Dataset records -
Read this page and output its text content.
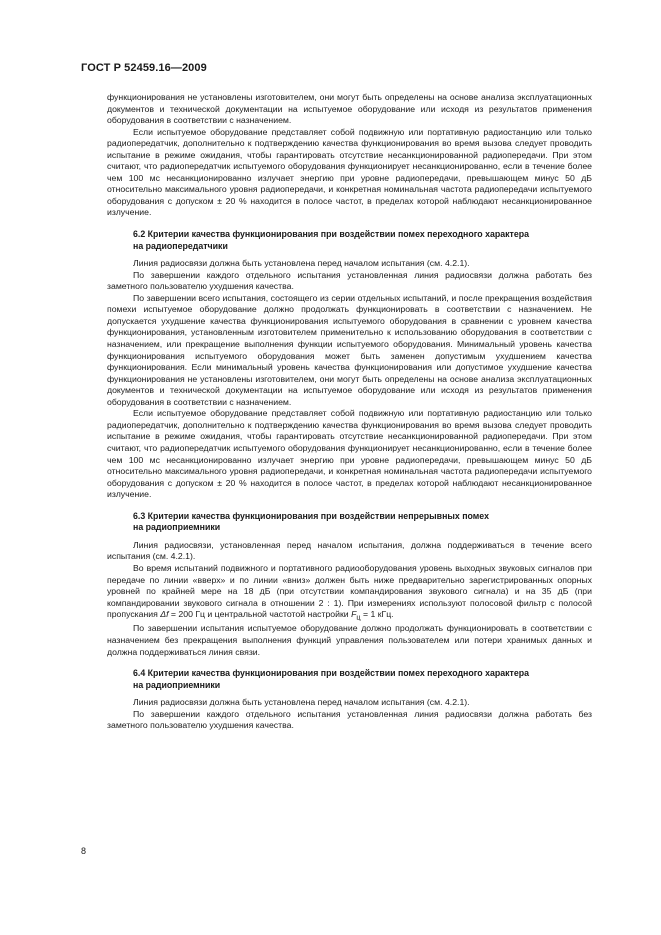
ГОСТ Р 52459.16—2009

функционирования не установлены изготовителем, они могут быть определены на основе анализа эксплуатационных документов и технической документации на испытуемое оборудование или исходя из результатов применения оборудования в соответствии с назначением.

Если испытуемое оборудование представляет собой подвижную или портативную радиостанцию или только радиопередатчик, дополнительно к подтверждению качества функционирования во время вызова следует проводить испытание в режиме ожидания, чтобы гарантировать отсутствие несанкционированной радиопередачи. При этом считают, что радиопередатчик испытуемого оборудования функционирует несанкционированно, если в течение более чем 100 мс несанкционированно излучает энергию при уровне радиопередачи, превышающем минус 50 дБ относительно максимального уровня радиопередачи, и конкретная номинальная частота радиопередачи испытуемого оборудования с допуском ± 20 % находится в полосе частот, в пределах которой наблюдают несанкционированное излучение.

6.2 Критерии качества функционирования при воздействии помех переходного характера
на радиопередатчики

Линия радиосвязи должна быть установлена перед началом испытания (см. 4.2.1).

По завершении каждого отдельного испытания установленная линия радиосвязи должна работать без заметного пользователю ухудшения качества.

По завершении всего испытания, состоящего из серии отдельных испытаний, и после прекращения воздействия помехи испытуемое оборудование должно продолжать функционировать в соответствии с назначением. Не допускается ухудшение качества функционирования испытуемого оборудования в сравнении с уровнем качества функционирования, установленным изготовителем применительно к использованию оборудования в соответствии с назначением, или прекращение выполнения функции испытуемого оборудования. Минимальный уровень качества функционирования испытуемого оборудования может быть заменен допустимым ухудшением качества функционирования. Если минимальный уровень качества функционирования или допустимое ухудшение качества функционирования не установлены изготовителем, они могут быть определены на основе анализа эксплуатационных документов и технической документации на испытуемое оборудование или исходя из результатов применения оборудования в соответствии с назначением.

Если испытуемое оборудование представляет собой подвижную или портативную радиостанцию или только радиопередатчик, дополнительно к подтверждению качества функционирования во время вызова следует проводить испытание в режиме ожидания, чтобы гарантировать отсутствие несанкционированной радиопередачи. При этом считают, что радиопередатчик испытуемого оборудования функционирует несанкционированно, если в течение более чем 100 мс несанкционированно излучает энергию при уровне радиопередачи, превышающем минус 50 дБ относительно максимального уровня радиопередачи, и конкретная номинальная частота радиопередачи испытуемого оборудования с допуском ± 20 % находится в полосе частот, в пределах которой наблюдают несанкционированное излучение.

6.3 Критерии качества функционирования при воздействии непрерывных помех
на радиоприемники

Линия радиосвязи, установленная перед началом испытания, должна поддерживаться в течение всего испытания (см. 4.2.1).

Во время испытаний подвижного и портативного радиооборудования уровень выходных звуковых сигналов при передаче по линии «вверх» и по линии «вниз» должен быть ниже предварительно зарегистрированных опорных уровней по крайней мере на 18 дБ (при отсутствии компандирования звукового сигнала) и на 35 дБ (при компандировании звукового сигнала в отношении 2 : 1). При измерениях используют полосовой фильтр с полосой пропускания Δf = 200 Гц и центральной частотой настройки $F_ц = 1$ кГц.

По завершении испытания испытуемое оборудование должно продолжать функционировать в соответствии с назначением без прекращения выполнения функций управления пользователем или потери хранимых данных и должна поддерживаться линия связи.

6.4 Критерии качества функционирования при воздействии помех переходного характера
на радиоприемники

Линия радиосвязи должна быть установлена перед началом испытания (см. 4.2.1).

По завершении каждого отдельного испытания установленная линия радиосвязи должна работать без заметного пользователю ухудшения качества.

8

...

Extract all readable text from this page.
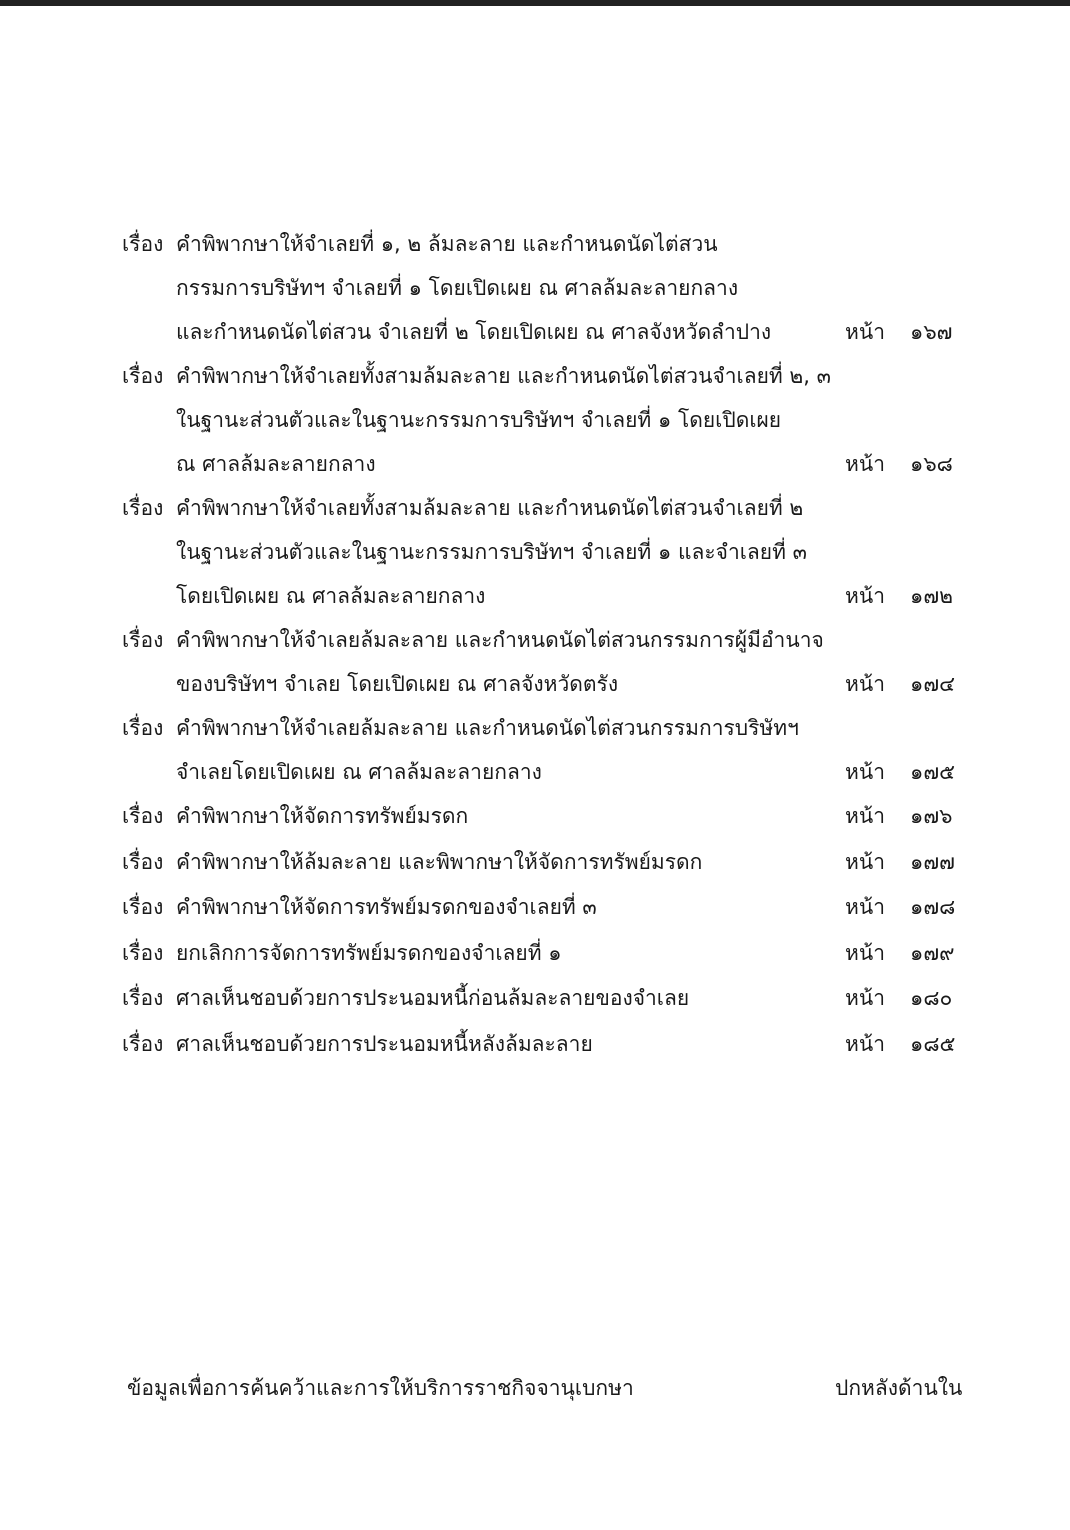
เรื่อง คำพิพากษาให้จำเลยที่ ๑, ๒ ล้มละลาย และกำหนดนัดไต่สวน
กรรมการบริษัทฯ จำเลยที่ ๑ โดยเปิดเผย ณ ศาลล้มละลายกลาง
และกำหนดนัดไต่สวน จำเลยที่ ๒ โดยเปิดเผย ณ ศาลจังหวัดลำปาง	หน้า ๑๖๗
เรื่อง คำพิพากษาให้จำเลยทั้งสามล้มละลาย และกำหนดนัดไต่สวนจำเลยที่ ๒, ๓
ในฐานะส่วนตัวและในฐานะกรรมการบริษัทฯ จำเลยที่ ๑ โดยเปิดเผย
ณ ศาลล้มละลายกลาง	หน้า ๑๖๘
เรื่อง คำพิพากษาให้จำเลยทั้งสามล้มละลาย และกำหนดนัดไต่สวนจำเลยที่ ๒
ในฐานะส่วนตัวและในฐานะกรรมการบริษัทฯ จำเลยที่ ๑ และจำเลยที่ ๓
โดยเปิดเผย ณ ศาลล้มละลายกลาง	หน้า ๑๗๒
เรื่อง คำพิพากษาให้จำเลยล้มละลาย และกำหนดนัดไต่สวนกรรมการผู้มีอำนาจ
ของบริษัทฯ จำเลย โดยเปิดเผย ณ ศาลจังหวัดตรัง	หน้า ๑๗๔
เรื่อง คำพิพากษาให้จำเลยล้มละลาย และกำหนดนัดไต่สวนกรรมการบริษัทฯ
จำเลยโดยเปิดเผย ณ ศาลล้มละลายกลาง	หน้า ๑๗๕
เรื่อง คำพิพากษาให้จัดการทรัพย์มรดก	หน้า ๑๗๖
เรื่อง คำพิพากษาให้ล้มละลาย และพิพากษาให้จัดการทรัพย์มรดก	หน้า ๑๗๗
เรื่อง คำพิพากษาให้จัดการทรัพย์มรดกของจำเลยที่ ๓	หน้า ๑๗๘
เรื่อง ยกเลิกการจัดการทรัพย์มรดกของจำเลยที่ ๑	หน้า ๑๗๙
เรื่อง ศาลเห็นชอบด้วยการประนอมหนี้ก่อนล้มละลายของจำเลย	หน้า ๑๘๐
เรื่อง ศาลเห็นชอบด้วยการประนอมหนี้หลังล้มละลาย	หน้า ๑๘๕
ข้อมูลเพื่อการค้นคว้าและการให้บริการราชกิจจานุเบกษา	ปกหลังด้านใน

* * *

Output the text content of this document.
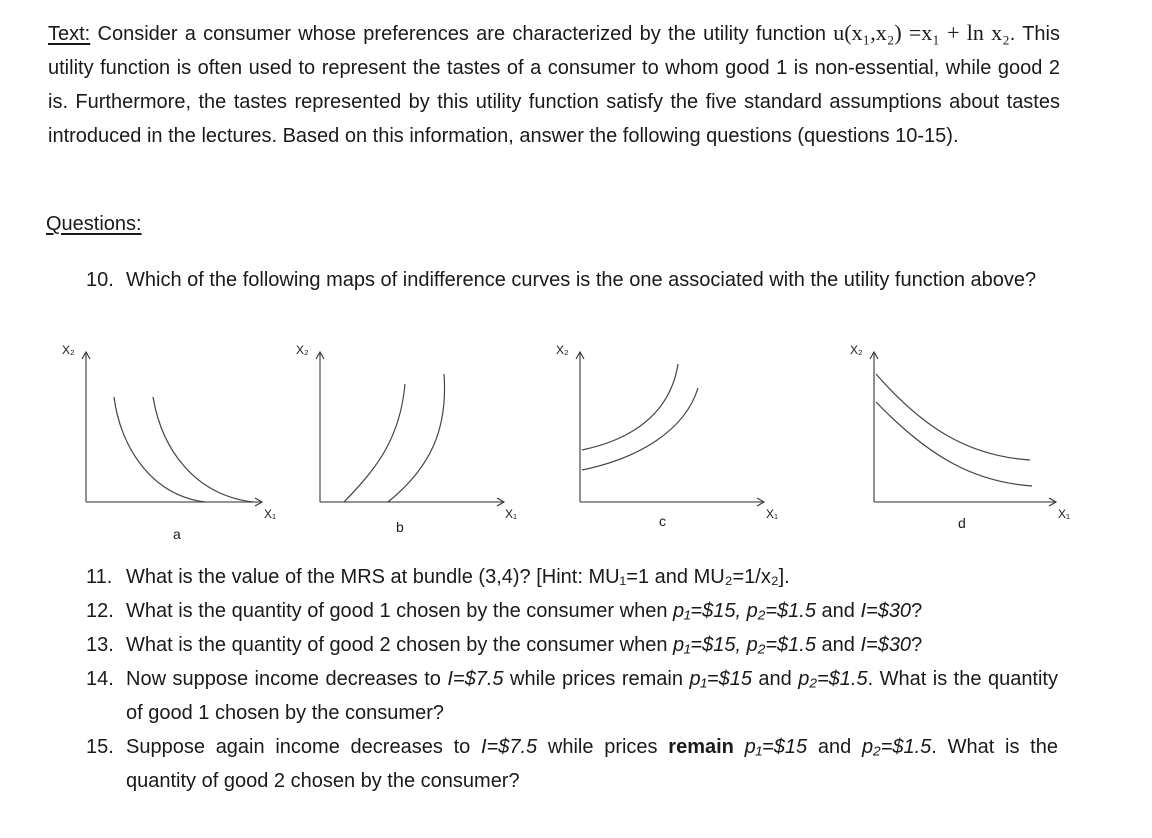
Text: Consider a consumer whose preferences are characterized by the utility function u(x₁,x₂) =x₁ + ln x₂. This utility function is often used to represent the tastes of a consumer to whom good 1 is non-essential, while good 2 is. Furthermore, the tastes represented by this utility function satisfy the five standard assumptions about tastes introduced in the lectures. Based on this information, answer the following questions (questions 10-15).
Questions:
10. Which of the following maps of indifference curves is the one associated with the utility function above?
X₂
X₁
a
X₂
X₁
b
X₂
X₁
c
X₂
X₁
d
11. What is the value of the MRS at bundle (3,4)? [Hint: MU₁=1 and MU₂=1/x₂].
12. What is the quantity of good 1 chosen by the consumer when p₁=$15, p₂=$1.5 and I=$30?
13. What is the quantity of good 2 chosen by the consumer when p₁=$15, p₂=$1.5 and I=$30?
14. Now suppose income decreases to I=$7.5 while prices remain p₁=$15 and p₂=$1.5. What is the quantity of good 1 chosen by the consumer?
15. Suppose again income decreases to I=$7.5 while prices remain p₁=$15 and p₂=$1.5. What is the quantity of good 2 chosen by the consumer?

What to work on - Only lines with the word "ดเผย" should be collected from the material.

Task response -
กรรมการบริษัทฯ จำเลยที่ ๑ โดยเปิดเผย ณ ศาลล้มละลายกลาง
และกำหนดนัดไต่สวน จำเลยที่ ๒ โดยเปิดเผย ณ ศาลจังหวัดลำปาง	หน้า ๑๖๗
ในฐานะส่วนตัวและในฐานะกรรมการบริษัทฯ จำเลยที่ ๑ โดยเปิดเผย
โดยเปิดเผย ณ ศาลล้มละลายกลาง	หน้า ๑๗๒
ของบริษัทฯ จำเลย โดยเปิดเผย ณ ศาลจังหวัดตรัง	หน้า ๑๗๔
จำเลยโดยเปิดเผย ณ ศาลล้มละลายกลาง	หน้า ๑๗๕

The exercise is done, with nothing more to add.